Records from a data source
Begin
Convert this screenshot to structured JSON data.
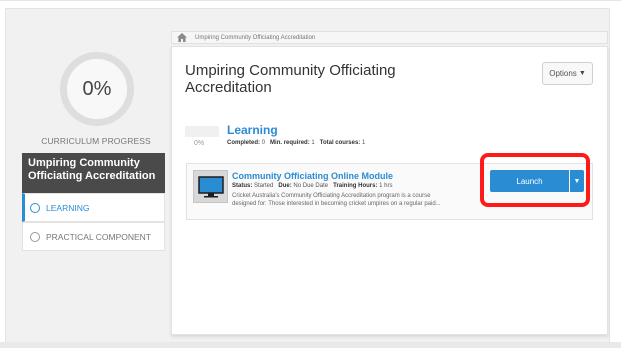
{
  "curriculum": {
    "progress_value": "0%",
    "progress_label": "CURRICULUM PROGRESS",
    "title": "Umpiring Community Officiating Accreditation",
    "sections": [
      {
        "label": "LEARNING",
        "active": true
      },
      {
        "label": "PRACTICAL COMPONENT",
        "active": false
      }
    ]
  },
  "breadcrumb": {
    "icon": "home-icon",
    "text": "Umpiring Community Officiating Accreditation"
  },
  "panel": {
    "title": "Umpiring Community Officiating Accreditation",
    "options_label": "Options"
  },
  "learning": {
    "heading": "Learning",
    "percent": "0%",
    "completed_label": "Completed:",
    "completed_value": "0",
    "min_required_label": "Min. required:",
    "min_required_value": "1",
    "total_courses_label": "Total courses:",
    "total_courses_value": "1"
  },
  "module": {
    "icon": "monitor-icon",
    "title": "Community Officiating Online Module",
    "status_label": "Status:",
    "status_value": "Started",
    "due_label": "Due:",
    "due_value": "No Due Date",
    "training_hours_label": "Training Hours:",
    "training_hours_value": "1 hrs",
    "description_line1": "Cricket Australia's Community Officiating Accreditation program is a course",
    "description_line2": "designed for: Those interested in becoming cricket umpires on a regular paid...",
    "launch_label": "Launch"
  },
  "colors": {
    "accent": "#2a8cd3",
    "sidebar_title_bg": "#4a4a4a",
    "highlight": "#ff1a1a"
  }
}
End
Task = Set down all the entries exactly as they appear, but skip any pictures.

Solved problem =
Convert this screenshot to structured JSON data.
{
  "curriculum": {
    "progress_value": "0%",
    "progress_label": "CURRICULUM PROGRESS",
    "title": "Umpiring Community Officiating Accreditation",
    "sections": [
      {
        "label": "LEARNING",
        "active": true
      },
      {
        "label": "PRACTICAL COMPONENT",
        "active": false
      }
    ]
  },
  "breadcrumb": {
    "icon": "home-icon",
    "text": "Umpiring Community Officiating Accreditation"
  },
  "panel": {
    "title": "Umpiring Community Officiating Accreditation",
    "options_label": "Options"
  },
  "learning": {
    "heading": "Learning",
    "percent": "0%",
    "completed_label": "Completed:",
    "completed_value": "0",
    "min_required_label": "Min. required:",
    "min_required_value": "1",
    "total_courses_label": "Total courses:",
    "total_courses_value": "1"
  },
  "module": {
    "icon": "monitor-icon",
    "title": "Community Officiating Online Module",
    "status_label": "Status:",
    "status_value": "Started",
    "due_label": "Due:",
    "due_value": "No Due Date",
    "training_hours_label": "Training Hours:",
    "training_hours_value": "1 hrs",
    "description_line1": "Cricket Australia's Community Officiating Accreditation program is a course",
    "description_line2": "designed for: Those interested in becoming cricket umpires on a regular paid...",
    "launch_label": "Launch"
  },
  "colors": {
    "accent": "#2a8cd3",
    "sidebar_title_bg": "#4a4a4a",
    "highlight": "#ff1a1a"
  }
}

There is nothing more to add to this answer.